**Source records**
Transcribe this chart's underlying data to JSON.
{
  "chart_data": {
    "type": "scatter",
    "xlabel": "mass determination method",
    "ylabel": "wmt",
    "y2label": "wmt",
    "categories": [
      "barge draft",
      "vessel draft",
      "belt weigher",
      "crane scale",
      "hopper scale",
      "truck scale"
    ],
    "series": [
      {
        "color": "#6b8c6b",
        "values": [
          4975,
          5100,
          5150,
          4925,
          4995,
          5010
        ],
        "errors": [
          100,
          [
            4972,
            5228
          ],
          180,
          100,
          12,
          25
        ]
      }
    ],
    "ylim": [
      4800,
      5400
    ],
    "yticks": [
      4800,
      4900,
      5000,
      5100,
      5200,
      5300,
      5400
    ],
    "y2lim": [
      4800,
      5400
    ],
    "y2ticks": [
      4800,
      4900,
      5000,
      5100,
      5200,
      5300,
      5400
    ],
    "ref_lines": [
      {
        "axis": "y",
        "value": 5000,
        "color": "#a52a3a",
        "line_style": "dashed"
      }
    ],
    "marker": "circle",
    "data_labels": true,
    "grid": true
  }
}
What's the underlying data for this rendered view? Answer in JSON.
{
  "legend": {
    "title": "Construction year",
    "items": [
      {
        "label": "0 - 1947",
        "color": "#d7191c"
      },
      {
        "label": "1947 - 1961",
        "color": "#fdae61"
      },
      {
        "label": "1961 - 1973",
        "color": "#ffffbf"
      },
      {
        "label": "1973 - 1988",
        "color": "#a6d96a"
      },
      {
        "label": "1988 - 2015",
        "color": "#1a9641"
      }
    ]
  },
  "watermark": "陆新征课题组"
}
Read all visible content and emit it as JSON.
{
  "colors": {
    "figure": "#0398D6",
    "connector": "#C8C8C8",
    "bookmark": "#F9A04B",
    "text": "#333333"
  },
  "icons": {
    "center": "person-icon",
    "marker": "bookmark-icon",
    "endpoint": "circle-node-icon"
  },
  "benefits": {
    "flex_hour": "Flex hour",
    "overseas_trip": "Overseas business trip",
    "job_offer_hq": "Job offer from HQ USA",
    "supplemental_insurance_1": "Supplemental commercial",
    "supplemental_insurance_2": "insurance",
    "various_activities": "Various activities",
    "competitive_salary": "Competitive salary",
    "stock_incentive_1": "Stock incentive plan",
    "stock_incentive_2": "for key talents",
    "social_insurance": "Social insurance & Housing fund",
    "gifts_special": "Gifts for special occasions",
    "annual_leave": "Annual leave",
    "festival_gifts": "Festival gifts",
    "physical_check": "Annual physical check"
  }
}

**Exercise requirements**
Scan the material above for the string "JSON" and report each line where you find it.

**Response**
Transcribe this chart's underlying data to JSON.
What's the underlying data for this rendered view? Answer in JSON.
Read all visible content and emit it as JSON.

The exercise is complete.